## TASK INPUT
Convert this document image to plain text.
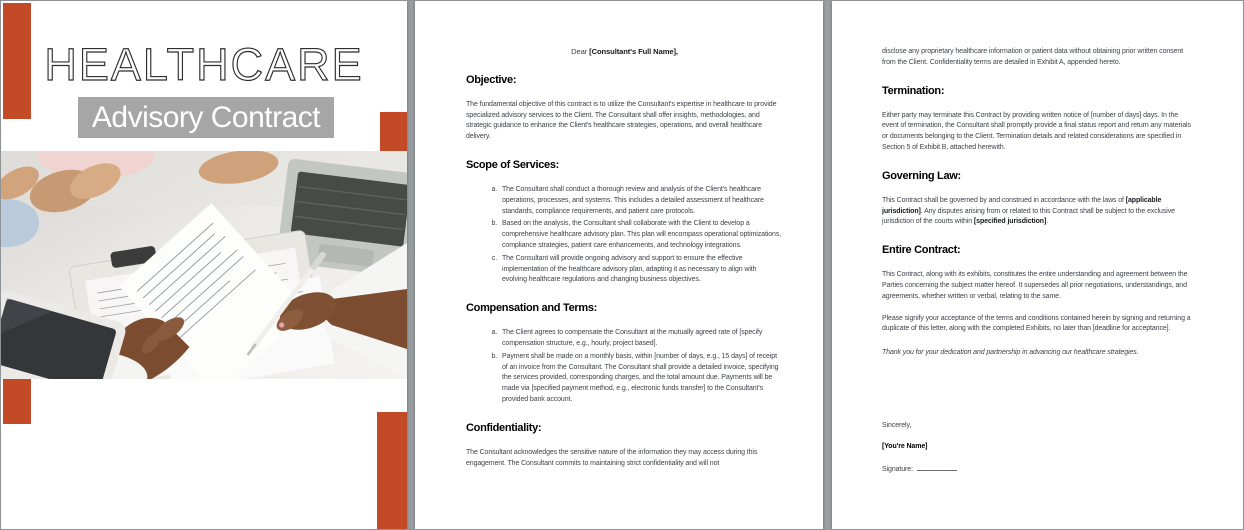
HEALTHCARE
Advisory Contract

Dear [Consultant's Full Name],

Objective:

The fundamental objective of this contract is to utilize the Consultant's expertise in healthcare to provide specialized advisory services to the Client. The Consultant shall offer insights, methodologies, and strategic guidance to enhance the Client's healthcare strategies, operations, and overall healthcare delivery.

Scope of Services:
a. The Consultant shall conduct a thorough review and analysis of the Client's healthcare operations, processes, and systems. This includes a detailed assessment of healthcare standards, compliance requirements, and patient care protocols.
b. Based on the analysis, the Consultant shall collaborate with the Client to develop a comprehensive healthcare advisory plan. This plan will encompass operational optimizations, compliance strategies, patient care enhancements, and technology integrations.
c. The Consultant will provide ongoing advisory and support to ensure the effective implementation of the healthcare advisory plan, adapting it as necessary to align with evolving healthcare regulations and changing business objectives.
Compensation and Terms:
a. The Client agrees to compensate the Consultant at the mutually agreed rate of [specify compensation structure, e.g., hourly, project based].
b. Payment shall be made on a monthly basis, within [number of days, e.g., 15 days] of receipt of an invoice from the Consultant. The Consultant shall provide a detailed invoice, specifying the services provided, corresponding charges, and the total amount due. Payments will be made via [specified payment method, e.g., electronic funds transfer] to the Consultant's provided bank account.
Confidentiality:

The Consultant acknowledges the sensitive nature of the information they may access during this engagement. The Consultant commits to maintaining strict confidentiality and will not

disclose any proprietary healthcare information or patient data without obtaining prior written consent from the Client. Confidentiality terms are detailed in Exhibit A, appended hereto.

Termination:

Either party may terminate this Contract by providing written notice of [number of days] days. In the event of termination, the Consultant shall promptly provide a final status report and return any materials or documents belonging to the Client. Termination details and related considerations are specified in Section 5 of Exhibit B, attached herewith.

Governing Law:

This Contract shall be governed by and construed in accordance with the laws of [applicable jurisdiction]. Any disputes arising from or related to this Contract shall be subject to the exclusive jurisdiction of the courts within [specified jurisdiction].

Entire Contract:

This Contract, along with its exhibits, constitutes the entire understanding and agreement between the Parties concerning the subject matter hereof. It supersedes all prior negotiations, understandings, and agreements, whether written or verbal, relating to the same.

Please signify your acceptance of the terms and conditions contained herein by signing and returning a duplicate of this letter, along with the completed Exhibits, no later than [deadline for acceptance].

Thank you for your dedication and partnership in advancing our healthcare strategies.

Sincerely,

[You're Name]

Signature:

## EXERCISE TASK
In the records above, locate each line with the word "Name". Copy all such lines.

## RESULT OF THE TASK
Dear [Consultant's Full Name],
[You're Name]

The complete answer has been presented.